━━━ EXERCISE MATERIALS

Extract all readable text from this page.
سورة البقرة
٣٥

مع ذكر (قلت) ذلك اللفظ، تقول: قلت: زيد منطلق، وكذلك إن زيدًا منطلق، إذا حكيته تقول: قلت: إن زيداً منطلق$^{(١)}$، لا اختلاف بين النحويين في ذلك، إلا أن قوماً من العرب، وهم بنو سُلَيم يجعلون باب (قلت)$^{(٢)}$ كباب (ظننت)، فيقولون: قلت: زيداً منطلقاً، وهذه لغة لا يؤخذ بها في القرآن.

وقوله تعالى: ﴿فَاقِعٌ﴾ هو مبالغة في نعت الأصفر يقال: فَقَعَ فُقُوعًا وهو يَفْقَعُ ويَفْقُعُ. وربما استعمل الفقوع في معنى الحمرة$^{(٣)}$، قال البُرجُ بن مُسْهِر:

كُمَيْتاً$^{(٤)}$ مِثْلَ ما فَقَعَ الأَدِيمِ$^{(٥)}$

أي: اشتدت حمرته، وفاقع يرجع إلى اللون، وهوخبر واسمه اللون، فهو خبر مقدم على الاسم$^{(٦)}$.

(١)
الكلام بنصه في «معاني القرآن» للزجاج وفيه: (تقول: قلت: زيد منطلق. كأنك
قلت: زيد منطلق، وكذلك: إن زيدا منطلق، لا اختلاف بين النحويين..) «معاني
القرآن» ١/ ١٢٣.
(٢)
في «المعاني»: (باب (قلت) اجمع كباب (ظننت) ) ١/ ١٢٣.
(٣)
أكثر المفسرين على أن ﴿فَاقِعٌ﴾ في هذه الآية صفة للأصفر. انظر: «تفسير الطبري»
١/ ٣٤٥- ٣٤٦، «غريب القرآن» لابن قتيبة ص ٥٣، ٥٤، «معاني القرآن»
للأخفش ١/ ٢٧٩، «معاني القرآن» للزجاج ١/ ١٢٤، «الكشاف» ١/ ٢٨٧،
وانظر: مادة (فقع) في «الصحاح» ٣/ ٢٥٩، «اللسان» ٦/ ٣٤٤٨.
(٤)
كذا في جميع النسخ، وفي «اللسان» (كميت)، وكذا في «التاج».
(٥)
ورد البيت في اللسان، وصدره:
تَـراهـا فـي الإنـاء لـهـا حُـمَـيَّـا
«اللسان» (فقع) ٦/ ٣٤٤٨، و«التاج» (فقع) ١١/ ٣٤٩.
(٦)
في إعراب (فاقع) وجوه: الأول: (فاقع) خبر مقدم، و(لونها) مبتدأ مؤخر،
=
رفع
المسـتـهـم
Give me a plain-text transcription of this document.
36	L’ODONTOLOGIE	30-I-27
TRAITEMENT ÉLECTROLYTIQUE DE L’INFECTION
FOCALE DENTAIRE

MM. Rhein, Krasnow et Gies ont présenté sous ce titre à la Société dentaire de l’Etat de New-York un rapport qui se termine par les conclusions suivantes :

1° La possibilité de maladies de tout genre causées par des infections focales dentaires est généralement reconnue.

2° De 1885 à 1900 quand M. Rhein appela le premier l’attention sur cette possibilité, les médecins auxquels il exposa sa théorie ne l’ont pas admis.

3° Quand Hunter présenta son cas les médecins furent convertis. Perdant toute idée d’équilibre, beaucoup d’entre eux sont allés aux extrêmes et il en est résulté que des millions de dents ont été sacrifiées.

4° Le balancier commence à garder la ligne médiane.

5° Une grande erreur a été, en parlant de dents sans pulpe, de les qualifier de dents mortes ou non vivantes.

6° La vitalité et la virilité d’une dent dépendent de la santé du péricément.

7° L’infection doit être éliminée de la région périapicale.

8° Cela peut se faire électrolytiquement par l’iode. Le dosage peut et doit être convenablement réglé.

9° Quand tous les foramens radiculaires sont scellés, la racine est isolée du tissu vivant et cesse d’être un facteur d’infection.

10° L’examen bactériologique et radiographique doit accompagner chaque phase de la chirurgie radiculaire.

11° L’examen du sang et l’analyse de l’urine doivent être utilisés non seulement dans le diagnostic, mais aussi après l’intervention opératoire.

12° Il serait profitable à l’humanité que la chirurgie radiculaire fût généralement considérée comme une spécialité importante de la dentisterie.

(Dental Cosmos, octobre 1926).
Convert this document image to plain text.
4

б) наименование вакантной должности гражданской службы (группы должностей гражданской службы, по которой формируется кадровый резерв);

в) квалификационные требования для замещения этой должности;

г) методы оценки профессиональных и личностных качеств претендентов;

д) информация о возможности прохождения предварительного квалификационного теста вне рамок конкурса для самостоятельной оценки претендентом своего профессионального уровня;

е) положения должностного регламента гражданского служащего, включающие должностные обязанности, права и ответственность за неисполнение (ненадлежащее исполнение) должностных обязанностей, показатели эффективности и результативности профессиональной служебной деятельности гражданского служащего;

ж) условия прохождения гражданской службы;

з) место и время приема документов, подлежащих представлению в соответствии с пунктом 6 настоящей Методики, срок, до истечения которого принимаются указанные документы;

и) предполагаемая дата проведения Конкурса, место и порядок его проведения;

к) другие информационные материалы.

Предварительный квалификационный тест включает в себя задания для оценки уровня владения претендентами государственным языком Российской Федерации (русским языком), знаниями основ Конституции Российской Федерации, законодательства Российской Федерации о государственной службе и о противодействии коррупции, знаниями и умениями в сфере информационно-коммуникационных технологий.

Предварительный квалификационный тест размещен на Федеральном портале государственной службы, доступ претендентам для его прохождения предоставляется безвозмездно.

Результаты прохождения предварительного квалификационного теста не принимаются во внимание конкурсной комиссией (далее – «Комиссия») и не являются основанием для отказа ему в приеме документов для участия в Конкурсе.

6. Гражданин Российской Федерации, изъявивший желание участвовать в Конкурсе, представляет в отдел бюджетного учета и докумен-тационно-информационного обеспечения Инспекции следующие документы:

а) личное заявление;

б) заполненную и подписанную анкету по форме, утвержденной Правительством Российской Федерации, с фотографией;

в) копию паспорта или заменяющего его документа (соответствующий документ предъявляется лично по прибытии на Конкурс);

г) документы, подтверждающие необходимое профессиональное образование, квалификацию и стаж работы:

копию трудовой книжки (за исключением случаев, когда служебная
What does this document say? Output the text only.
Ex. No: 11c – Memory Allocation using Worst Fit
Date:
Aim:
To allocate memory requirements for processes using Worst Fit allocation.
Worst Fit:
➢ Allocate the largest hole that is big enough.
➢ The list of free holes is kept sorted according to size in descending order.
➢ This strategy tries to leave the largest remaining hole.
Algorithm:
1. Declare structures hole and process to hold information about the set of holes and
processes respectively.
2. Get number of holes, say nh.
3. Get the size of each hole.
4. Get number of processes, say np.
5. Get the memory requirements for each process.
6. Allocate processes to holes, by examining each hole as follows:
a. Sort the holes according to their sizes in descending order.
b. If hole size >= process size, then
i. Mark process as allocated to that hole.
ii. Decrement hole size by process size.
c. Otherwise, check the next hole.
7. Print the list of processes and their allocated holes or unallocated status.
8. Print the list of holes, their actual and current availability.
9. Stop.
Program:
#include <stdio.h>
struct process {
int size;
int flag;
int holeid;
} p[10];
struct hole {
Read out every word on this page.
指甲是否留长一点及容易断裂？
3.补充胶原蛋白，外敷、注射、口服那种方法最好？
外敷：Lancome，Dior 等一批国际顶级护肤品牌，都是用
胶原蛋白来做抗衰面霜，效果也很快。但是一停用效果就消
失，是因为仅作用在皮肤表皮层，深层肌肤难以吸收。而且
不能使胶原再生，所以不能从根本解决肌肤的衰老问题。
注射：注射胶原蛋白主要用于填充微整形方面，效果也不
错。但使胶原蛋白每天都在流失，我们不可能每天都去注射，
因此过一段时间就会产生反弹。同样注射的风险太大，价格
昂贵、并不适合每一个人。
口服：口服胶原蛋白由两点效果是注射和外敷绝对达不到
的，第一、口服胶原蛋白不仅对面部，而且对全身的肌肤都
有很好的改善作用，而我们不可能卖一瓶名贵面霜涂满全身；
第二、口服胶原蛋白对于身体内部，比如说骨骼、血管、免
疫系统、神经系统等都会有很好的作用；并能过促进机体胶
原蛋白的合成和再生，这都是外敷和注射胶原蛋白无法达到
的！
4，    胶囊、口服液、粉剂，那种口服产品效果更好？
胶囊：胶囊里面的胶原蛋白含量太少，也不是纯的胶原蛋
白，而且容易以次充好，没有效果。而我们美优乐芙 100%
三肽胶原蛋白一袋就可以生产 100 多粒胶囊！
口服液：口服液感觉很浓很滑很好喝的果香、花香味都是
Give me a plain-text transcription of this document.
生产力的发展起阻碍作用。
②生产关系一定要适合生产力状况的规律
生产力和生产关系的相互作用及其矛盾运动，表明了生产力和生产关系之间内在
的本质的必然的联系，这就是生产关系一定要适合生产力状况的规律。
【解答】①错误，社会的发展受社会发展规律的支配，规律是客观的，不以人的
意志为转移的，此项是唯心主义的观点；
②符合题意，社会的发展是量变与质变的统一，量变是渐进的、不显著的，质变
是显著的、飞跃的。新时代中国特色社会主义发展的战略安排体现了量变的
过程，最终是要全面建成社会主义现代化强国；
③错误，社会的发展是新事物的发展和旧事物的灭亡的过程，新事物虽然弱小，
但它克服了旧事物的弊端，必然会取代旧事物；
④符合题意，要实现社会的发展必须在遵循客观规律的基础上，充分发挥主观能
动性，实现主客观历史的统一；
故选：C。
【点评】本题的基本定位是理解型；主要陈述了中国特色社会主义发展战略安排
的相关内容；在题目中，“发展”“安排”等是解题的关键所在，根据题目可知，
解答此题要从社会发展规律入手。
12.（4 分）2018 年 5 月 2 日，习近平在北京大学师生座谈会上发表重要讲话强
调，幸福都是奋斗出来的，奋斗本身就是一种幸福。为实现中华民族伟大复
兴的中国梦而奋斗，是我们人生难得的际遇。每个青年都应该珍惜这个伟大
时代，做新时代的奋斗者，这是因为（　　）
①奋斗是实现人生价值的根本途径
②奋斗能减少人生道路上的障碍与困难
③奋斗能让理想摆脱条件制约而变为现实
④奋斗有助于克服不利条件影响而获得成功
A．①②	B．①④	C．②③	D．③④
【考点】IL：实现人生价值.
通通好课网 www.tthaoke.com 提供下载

━━━━━━

> **WORK INSTRUCTIONS**: Gather from the records above every line containing the string "كباب".

> **EXERCISE ANSWER**:
مع ذكر (قلت) ذلك اللفظ، تقول: قلت: زيد منطلق، وكذلك إن زيدًا منطلق، إذا حكيته تقول: قلت: إن زيداً منطلق$^{(١)}$، لا اختلاف بين النحويين في ذلك، إلا أن قوماً من العرب، وهم بنو سُلَيم يجعلون باب (قلت)$^{(٢)}$ كباب (ظننت)، فيقولون: قلت: زيداً منطلقاً، وهذه لغة لا يؤخذ بها في القرآن.
في «المعاني»: (باب (قلت) اجمع كباب (ظننت) ) ١/ ١٢٣.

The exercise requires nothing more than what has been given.